WRITTEN INSTRUCTION –
Count the lines in the entries below that include the word "theme". Give nothing but the number.

RECORDS TO PROCESS –
▽

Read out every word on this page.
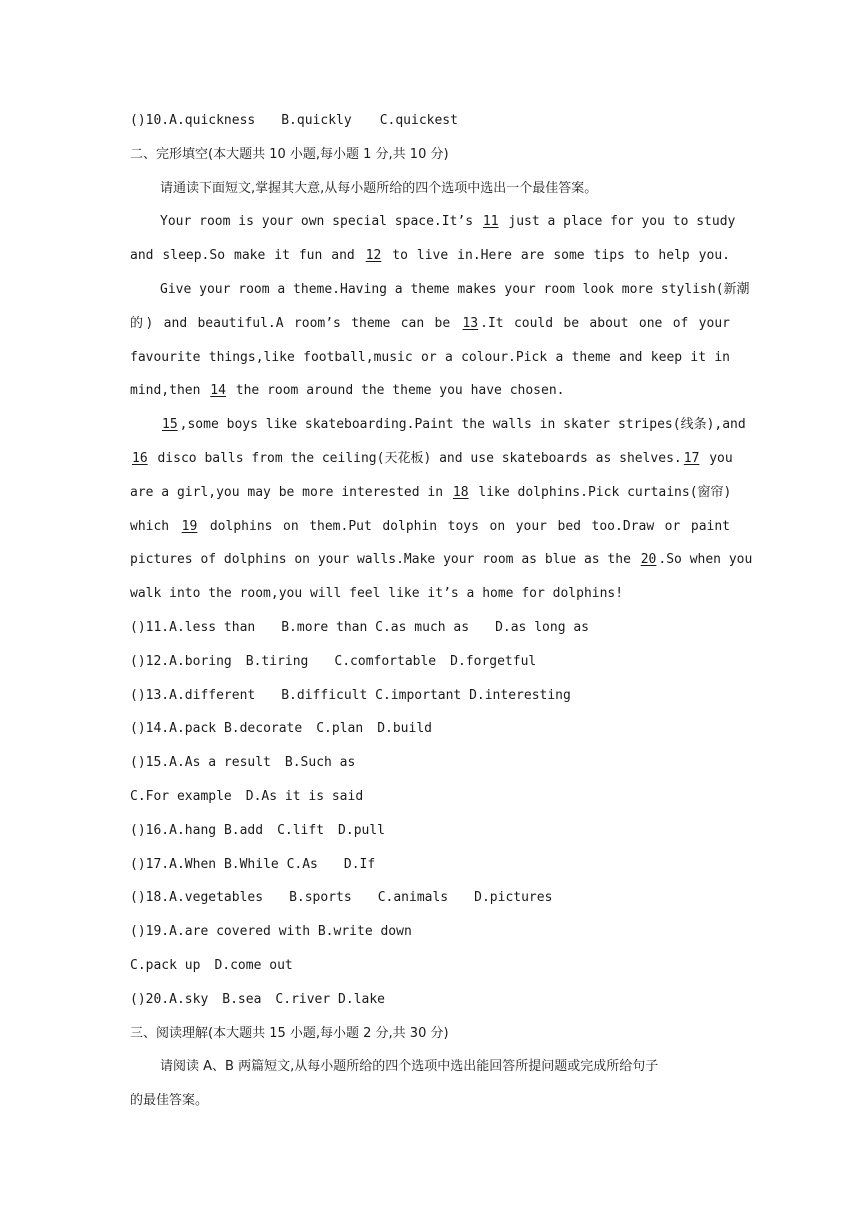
()10.A.quickness B.quickly C.quickest
二、完形填空(本大题共 10 小题,每小题 1 分,共 10 分)
请通读下面短文,掌握其大意,从每小题所给的四个选项中选出一个最佳答案。
Your room is your own special space.It’s 11 just a place for you to study
and sleep.So make it fun and 12 to live in.Here are some tips to help you.
Give your room a theme.Having a theme makes your room look more stylish(新潮
的) and beautiful.A room’s theme can be 13.It could be about one of your
favourite things,like football,music or a colour.Pick a theme and keep it in
mind,then 14 the room around the theme you have chosen.
15,some boys like skateboarding.Paint the walls in skater stripes(线条),and
16 disco balls from the ceiling(天花板) and use skateboards as shelves.17 you
are a girl,you may be more interested in 18 like dolphins.Pick curtains(窗帘)
which 19 dolphins on them.Put dolphin toys on your bed too.Draw or paint
pictures of dolphins on your walls.Make your room as blue as the 20.So when you
walk into the room,you will feel like it’s a home for dolphins!
()11.A.less than B.more than C.as much as D.as long as
()12.A.boring B.tiring C.comfortable D.forgetful
()13.A.different B.difficult C.important D.interesting
()14.A.pack B.decorate C.plan D.build
()15.A.As a result B.Such as
C.For example D.As it is said
()16.A.hang B.add C.lift D.pull
()17.A.When B.While C.As D.If
()18.A.vegetables B.sports C.animals D.pictures
()19.A.are covered with B.write down
C.pack up D.come out
()20.A.sky B.sea C.river D.lake
三、阅读理解(本大题共 15 小题,每小题 2 分,共 30 分)
请阅读 A、B 两篇短文,从每小题所给的四个选项中选出能回答所提问题或完成所给句子
的最佳答案。
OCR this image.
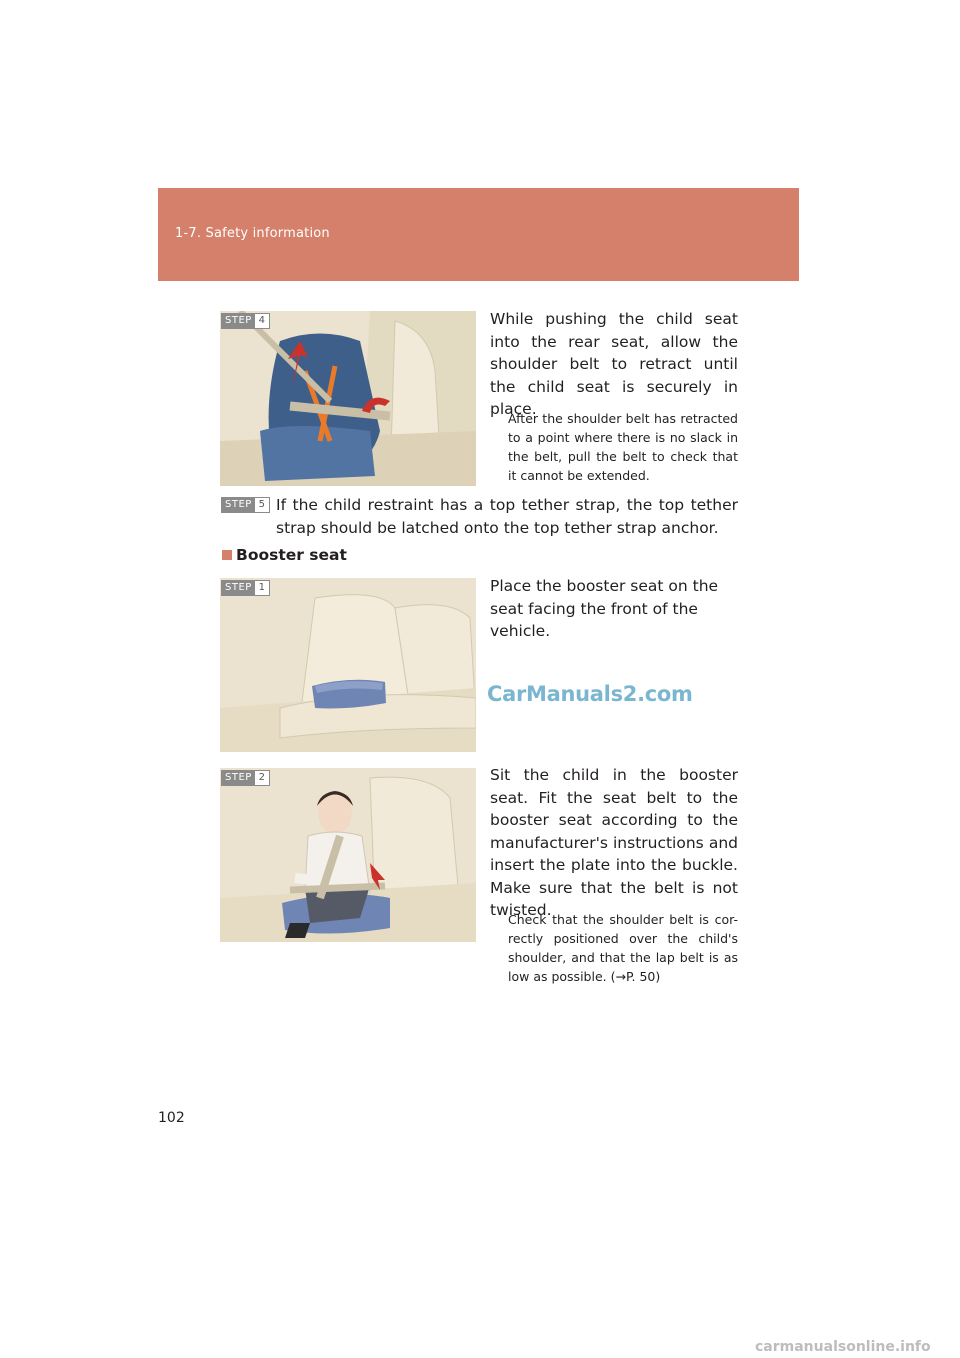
1-7. Safety information
STEP 4	While pushing the child seat into the rear seat, allow the shoulder belt to retract until the child seat is securely in place.
After the shoulder belt has retracted to a point where there is no slack in the belt, pull the belt to check that it cannot be extended.
STEP 5 If the child restraint has a top tether strap, the top tether strap should be latched onto the top tether strap anchor.
Booster seat
STEP 1	Place the booster seat on the seat facing the front of the vehicle.
CarManuals2.com
STEP 2	Sit the child in the booster seat. Fit the seat belt to the booster seat according to the manufacturer's instructions and insert the plate into the buckle. Make sure that the belt is not twisted.
Check that the shoulder belt is cor- rectly positioned over the child's shoulder, and that the lap belt is as low as possible. (→P. 50)
102
carmanualsonline.info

△

SOLUTION TO THIS PROBLEM –
4